» What to do:
Find every line of the listing below where "انظر" appears, and copy it.

» Excerpted data:

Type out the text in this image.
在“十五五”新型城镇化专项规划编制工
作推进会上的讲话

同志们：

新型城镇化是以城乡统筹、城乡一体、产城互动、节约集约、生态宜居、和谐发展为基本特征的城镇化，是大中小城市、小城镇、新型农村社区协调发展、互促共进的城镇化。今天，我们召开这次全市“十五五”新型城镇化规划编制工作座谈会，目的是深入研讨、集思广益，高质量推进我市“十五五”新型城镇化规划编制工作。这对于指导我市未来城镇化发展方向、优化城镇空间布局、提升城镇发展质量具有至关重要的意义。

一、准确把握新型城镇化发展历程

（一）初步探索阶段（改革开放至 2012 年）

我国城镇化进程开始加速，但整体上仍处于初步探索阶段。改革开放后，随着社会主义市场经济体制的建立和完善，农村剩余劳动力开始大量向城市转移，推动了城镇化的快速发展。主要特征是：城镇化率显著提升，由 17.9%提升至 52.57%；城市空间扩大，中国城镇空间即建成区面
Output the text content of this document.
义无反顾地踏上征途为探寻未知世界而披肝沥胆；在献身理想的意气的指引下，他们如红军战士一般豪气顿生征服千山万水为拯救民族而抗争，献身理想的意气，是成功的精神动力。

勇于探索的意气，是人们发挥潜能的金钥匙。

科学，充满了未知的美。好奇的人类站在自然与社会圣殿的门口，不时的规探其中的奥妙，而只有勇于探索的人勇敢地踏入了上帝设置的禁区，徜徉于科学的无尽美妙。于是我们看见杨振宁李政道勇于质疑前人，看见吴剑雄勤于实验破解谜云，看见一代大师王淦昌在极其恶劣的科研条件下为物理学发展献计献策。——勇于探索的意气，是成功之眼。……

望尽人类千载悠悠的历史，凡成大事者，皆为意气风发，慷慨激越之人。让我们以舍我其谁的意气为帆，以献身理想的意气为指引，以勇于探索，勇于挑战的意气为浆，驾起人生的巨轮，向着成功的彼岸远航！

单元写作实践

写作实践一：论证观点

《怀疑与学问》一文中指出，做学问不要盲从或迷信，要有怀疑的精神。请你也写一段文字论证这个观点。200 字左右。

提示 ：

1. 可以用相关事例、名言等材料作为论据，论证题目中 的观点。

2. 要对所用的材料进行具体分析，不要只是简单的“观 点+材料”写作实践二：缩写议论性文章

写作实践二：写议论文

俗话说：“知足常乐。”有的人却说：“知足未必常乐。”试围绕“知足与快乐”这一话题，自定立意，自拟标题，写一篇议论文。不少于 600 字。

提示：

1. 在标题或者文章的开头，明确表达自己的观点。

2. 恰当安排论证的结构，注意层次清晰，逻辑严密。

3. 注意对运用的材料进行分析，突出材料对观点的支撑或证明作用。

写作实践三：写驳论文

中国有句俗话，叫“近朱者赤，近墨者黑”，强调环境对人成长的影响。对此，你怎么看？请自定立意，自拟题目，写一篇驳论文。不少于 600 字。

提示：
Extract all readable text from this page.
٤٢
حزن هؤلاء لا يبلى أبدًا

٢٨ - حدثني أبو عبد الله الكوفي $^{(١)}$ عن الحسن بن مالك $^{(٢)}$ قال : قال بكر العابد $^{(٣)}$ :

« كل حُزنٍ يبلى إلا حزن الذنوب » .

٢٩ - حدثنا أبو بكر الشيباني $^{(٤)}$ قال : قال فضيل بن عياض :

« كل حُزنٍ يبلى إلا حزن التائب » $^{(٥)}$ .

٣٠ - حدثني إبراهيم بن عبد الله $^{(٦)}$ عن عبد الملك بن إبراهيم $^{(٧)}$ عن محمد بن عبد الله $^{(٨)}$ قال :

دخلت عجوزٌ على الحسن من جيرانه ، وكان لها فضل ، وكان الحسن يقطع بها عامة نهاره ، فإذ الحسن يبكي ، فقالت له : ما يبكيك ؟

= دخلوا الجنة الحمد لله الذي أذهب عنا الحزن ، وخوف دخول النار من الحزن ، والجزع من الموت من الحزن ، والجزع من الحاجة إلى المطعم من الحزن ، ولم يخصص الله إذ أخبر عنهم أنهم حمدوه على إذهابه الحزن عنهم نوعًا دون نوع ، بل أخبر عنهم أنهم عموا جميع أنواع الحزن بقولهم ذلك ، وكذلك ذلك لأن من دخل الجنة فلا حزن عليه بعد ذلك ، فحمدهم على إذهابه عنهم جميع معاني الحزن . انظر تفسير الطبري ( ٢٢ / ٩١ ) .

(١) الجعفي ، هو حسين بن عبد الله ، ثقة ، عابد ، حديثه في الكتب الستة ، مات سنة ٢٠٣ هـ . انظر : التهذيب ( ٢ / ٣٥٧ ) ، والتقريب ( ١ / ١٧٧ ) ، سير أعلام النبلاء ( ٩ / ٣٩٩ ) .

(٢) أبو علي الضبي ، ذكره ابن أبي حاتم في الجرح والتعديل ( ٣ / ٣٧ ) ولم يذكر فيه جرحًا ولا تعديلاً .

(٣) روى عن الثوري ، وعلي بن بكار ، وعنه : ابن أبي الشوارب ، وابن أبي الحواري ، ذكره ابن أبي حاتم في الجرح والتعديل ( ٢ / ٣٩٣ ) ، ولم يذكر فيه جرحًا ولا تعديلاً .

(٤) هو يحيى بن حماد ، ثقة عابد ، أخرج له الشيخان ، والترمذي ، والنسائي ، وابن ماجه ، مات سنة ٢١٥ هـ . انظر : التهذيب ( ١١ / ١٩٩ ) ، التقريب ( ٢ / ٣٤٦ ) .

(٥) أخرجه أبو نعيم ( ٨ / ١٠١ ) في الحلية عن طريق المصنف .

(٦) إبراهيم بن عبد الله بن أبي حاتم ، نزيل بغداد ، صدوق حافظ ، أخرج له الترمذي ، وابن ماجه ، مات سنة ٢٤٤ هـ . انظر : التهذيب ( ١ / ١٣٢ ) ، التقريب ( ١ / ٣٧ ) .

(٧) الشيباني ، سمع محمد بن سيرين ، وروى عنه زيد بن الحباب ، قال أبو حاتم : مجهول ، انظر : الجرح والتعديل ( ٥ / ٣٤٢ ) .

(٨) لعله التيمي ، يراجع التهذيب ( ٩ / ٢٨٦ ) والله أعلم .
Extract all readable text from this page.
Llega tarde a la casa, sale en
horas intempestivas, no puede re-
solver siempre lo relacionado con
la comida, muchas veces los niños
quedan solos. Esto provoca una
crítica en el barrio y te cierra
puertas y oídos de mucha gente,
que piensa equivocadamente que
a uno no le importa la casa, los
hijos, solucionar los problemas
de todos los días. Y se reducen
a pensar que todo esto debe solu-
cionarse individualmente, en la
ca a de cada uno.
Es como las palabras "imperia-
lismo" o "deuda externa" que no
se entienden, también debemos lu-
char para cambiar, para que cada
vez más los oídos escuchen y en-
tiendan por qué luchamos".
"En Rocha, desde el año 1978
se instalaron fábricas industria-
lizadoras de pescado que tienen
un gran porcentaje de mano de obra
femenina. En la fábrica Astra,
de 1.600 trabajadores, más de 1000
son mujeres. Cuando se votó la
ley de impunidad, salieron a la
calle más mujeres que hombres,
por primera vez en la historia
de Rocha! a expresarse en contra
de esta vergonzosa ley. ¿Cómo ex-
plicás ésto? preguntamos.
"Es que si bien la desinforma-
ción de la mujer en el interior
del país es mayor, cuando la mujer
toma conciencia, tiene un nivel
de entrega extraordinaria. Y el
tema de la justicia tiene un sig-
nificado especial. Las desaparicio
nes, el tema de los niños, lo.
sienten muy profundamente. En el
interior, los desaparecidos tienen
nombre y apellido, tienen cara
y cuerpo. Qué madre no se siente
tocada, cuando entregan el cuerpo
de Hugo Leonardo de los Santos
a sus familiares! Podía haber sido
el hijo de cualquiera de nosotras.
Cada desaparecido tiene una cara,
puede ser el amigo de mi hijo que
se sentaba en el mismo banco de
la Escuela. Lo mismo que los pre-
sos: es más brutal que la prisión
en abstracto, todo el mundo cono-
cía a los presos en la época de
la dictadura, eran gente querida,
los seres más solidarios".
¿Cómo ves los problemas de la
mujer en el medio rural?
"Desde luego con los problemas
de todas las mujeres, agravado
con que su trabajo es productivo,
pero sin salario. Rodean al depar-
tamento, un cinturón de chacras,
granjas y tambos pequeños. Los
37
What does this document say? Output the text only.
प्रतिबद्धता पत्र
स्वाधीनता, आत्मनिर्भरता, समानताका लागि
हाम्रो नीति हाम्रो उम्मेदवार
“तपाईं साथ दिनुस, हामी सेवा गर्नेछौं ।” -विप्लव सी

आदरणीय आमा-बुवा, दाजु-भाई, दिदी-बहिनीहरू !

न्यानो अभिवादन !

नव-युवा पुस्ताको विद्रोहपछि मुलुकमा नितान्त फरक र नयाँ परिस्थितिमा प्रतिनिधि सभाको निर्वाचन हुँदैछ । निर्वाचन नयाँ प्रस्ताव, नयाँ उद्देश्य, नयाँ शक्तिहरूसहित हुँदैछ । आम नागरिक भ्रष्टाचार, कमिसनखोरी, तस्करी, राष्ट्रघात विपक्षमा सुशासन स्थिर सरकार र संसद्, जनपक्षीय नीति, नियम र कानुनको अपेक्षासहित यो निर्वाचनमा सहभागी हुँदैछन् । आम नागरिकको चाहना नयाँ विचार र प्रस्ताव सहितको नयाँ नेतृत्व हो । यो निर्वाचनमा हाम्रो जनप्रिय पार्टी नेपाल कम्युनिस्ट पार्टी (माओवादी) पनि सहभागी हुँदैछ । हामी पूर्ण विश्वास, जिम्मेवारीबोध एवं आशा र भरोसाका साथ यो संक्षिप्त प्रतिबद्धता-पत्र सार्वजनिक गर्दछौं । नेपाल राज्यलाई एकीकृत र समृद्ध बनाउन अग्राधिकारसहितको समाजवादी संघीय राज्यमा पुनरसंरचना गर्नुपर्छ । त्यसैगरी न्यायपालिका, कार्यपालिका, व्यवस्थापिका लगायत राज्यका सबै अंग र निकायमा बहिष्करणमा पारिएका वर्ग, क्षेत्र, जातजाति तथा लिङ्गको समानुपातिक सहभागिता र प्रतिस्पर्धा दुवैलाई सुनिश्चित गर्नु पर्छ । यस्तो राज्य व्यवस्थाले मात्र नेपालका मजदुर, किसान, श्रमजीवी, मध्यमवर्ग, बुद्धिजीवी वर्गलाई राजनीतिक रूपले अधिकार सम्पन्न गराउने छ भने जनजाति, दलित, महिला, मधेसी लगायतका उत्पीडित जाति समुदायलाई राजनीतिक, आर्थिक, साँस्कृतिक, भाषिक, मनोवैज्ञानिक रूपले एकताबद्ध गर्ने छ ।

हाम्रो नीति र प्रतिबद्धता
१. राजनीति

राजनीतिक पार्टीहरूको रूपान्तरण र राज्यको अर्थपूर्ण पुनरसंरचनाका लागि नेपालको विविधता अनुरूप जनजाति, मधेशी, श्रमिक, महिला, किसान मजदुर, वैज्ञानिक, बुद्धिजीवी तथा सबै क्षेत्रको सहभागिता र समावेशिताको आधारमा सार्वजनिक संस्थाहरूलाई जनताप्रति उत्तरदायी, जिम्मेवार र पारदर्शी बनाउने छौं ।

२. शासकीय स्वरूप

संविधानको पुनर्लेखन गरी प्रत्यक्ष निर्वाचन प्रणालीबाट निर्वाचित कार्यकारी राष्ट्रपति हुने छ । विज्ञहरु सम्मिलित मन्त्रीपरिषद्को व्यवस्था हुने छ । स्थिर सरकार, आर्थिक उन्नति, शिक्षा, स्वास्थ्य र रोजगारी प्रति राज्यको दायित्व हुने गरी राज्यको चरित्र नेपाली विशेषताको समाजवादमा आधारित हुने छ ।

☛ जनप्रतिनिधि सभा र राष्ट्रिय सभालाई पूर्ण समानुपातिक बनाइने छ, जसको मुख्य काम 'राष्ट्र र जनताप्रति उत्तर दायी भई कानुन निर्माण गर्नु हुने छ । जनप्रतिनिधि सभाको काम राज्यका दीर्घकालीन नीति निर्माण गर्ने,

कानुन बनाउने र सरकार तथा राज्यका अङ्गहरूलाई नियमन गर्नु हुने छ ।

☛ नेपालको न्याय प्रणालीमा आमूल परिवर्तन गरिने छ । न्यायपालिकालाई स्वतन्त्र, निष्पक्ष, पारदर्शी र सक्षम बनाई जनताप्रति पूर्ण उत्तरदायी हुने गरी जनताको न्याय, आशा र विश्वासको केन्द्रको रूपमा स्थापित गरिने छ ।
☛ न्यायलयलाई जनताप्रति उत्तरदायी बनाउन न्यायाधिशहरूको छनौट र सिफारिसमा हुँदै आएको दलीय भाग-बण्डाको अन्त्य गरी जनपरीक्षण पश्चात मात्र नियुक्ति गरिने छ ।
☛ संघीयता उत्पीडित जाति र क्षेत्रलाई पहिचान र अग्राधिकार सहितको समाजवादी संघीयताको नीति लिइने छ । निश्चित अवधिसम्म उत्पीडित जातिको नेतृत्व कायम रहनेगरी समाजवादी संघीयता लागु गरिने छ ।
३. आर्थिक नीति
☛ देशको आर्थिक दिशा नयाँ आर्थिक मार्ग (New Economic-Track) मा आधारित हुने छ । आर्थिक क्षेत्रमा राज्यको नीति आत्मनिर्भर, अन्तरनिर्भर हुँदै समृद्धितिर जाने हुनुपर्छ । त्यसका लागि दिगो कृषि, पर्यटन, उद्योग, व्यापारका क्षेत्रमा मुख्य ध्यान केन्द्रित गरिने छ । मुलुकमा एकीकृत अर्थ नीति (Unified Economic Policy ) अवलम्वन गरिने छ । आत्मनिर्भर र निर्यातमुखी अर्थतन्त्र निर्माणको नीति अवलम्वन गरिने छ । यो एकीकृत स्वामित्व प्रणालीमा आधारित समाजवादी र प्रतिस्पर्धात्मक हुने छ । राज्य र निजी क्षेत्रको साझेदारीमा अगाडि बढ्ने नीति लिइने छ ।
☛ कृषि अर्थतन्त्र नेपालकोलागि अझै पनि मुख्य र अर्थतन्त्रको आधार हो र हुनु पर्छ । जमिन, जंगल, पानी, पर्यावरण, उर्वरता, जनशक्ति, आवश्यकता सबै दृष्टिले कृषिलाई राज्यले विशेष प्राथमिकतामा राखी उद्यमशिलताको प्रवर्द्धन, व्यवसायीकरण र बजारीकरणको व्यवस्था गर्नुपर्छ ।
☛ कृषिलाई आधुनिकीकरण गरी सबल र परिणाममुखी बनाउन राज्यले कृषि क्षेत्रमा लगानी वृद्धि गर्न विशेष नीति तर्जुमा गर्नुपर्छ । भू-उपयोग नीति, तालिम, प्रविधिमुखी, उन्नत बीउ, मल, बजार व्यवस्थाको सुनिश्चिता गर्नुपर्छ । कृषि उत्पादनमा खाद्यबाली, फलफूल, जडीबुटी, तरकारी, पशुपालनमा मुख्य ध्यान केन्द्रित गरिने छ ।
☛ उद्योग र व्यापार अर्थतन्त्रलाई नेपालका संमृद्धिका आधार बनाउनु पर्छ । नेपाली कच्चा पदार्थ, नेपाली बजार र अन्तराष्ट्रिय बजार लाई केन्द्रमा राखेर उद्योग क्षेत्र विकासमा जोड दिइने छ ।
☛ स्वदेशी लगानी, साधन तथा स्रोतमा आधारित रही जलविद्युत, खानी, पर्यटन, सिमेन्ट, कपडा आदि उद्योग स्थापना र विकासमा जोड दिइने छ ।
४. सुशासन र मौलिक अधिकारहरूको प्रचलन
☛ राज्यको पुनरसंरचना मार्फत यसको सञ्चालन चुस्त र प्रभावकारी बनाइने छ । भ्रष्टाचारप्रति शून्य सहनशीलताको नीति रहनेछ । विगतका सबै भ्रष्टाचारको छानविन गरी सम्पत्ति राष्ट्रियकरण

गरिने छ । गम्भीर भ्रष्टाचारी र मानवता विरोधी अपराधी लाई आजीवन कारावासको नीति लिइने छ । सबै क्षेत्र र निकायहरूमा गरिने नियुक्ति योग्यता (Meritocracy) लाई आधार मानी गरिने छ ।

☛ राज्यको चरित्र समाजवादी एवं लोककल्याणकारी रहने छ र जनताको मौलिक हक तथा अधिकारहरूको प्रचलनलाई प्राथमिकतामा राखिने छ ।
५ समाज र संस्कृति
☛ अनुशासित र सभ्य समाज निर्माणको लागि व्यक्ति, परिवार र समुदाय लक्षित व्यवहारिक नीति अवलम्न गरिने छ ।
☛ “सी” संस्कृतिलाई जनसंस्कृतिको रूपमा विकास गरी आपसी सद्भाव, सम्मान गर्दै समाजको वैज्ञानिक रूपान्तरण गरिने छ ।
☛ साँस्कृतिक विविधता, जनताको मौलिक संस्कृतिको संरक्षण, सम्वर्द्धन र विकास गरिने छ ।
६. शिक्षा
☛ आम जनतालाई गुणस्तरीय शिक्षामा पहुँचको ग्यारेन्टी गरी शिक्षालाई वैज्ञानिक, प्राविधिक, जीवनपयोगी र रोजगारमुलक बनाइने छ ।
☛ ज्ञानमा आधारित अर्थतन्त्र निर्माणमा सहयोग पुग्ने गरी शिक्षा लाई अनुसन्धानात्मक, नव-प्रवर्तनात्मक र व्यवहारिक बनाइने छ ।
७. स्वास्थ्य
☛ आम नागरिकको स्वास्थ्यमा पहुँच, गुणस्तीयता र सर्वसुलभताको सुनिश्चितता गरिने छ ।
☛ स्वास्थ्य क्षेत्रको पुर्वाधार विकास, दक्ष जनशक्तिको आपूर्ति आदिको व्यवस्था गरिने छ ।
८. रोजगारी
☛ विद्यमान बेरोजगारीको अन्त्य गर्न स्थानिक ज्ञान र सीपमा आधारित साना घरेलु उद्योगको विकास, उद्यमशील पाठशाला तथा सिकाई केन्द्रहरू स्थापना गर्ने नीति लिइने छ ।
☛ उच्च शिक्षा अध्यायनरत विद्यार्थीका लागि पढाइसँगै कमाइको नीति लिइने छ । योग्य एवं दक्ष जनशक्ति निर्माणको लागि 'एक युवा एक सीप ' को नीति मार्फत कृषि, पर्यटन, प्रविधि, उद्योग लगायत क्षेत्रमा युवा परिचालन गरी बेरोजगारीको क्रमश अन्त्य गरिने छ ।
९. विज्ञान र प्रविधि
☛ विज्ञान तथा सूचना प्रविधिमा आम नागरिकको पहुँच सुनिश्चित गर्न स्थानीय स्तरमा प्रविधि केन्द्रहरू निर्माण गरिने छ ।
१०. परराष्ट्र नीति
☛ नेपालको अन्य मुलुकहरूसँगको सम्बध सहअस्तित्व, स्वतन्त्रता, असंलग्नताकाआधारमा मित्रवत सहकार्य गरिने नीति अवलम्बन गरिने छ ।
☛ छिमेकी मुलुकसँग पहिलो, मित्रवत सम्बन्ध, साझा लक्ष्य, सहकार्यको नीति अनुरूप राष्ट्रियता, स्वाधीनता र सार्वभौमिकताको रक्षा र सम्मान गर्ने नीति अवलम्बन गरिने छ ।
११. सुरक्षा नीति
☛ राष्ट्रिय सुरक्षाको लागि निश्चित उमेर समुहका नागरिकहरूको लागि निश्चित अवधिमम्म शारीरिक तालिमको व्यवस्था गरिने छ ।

» Exercise result:
= دخلوا الجنة الحمد لله الذي أذهب عنا الحزن ، وخوف دخول النار من الحزن ، والجزع من الموت من الحزن ، والجزع من الحاجة إلى المطعم من الحزن ، ولم يخصص الله إذ أخبر عنهم أنهم حمدوه على إذهابه الحزن عنهم نوعًا دون نوع ، بل أخبر عنهم أنهم عموا جميع أنواع الحزن بقولهم ذلك ، وكذلك ذلك لأن من دخل الجنة فلا حزن عليه بعد ذلك ، فحمدهم على إذهابه عنهم جميع معاني الحزن . انظر تفسير الطبري ( ٢٢ / ٩١ ) .
(١) الجعفي ، هو حسين بن عبد الله ، ثقة ، عابد ، حديثه في الكتب الستة ، مات سنة ٢٠٣ هـ . انظر : التهذيب ( ٢ / ٣٥٧ ) ، والتقريب ( ١ / ١٧٧ ) ، سير أعلام النبلاء ( ٩ / ٣٩٩ ) .
(٤) هو يحيى بن حماد ، ثقة عابد ، أخرج له الشيخان ، والترمذي ، والنسائي ، وابن ماجه ، مات سنة ٢١٥ هـ . انظر : التهذيب ( ١١ / ١٩٩ ) ، التقريب ( ٢ / ٣٤٦ ) .
(٦) إبراهيم بن عبد الله بن أبي حاتم ، نزيل بغداد ، صدوق حافظ ، أخرج له الترمذي ، وابن ماجه ، مات سنة ٢٤٤ هـ . انظر : التهذيب ( ١ / ١٣٢ ) ، التقريب ( ١ / ٣٧ ) .
(٧) الشيباني ، سمع محمد بن سيرين ، وروى عنه زيد بن الحباب ، قال أبو حاتم : مجهول ، انظر : الجرح والتعديل ( ٥ / ٣٤٢ ) .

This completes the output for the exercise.